» **Exercise data**
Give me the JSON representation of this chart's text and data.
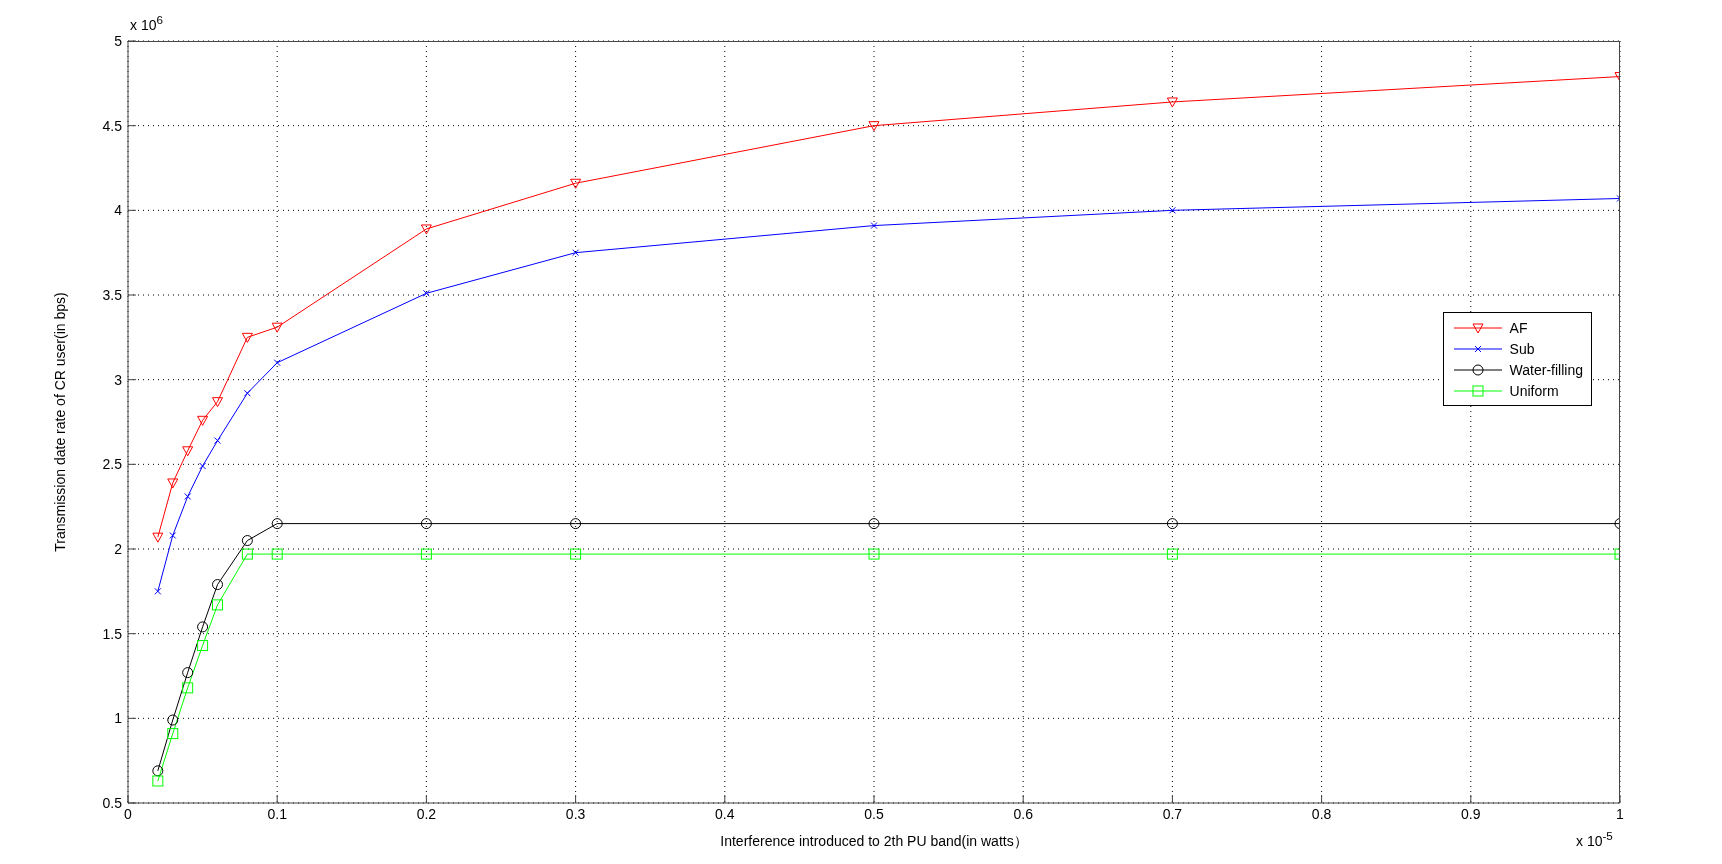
{
  "chart_data": {
    "type": "line",
    "xlabel": "Interference introduced to 2th PU band(in watts）",
    "ylabel": "Transmission date rate of CR user(in bps)",
    "x": [
      0.02,
      0.03,
      0.04,
      0.05,
      0.06,
      0.08,
      0.1,
      0.2,
      0.3,
      0.5,
      0.7,
      1.0
    ],
    "series": [
      {
        "name": "AF",
        "color": "#ff0000",
        "marker": "triangle",
        "values": [
          2.07,
          2.39,
          2.58,
          2.76,
          2.87,
          3.25,
          3.31,
          3.89,
          4.16,
          4.5,
          4.64,
          4.79
        ]
      },
      {
        "name": "Sub",
        "color": "#0000ff",
        "marker": "cross",
        "values": [
          1.75,
          2.08,
          2.31,
          2.49,
          2.64,
          2.92,
          3.1,
          3.51,
          3.75,
          3.91,
          4.0,
          4.07
        ]
      },
      {
        "name": "Water-filling",
        "color": "#000000",
        "marker": "circle",
        "values": [
          0.69,
          0.99,
          1.27,
          1.54,
          1.79,
          2.05,
          2.15,
          2.15,
          2.15,
          2.15,
          2.15,
          2.15
        ]
      },
      {
        "name": "Uniform",
        "color": "#00ff00",
        "marker": "square",
        "values": [
          0.63,
          0.91,
          1.18,
          1.43,
          1.67,
          1.97,
          1.97,
          1.97,
          1.97,
          1.97,
          1.97,
          1.97
        ]
      }
    ],
    "xlim": [
      0,
      1
    ],
    "xticks": [
      0,
      0.1,
      0.2,
      0.3,
      0.4,
      0.5,
      0.6,
      0.7,
      0.8,
      0.9,
      1
    ],
    "ylim": [
      0.5,
      5
    ],
    "yticks": [
      0.5,
      1,
      1.5,
      2,
      2.5,
      3,
      3.5,
      4,
      4.5,
      5
    ],
    "grid": true,
    "legend": "right",
    "line_style": "solid",
    "annotations": [
      "x 10$^{6}$",
      "x 10$^{-5}$"
    ]
  }
}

» **Goal of the exercise**
Reproduce the data word for word, excluding its pictures.

» **Reply**
Give me the JSON representation of this chart's text and data.
{
  "chart_data": {
    "type": "line",
    "xlabel": "Interference introduced to 2th PU band(in watts）",
    "ylabel": "Transmission date rate of CR user(in bps)",
    "x": [
      0.02,
      0.03,
      0.04,
      0.05,
      0.06,
      0.08,
      0.1,
      0.2,
      0.3,
      0.5,
      0.7,
      1.0
    ],
    "series": [
      {
        "name": "AF",
        "color": "#ff0000",
        "marker": "triangle",
        "values": [
          2.07,
          2.39,
          2.58,
          2.76,
          2.87,
          3.25,
          3.31,
          3.89,
          4.16,
          4.5,
          4.64,
          4.79
        ]
      },
      {
        "name": "Sub",
        "color": "#0000ff",
        "marker": "cross",
        "values": [
          1.75,
          2.08,
          2.31,
          2.49,
          2.64,
          2.92,
          3.1,
          3.51,
          3.75,
          3.91,
          4.0,
          4.07
        ]
      },
      {
        "name": "Water-filling",
        "color": "#000000",
        "marker": "circle",
        "values": [
          0.69,
          0.99,
          1.27,
          1.54,
          1.79,
          2.05,
          2.15,
          2.15,
          2.15,
          2.15,
          2.15,
          2.15
        ]
      },
      {
        "name": "Uniform",
        "color": "#00ff00",
        "marker": "square",
        "values": [
          0.63,
          0.91,
          1.18,
          1.43,
          1.67,
          1.97,
          1.97,
          1.97,
          1.97,
          1.97,
          1.97,
          1.97
        ]
      }
    ],
    "xlim": [
      0,
      1
    ],
    "xticks": [
      0,
      0.1,
      0.2,
      0.3,
      0.4,
      0.5,
      0.6,
      0.7,
      0.8,
      0.9,
      1
    ],
    "ylim": [
      0.5,
      5
    ],
    "yticks": [
      0.5,
      1,
      1.5,
      2,
      2.5,
      3,
      3.5,
      4,
      4.5,
      5
    ],
    "grid": true,
    "legend": "right",
    "line_style": "solid",
    "annotations": [
      "x 10$^{6}$",
      "x 10$^{-5}$"
    ]
  }
}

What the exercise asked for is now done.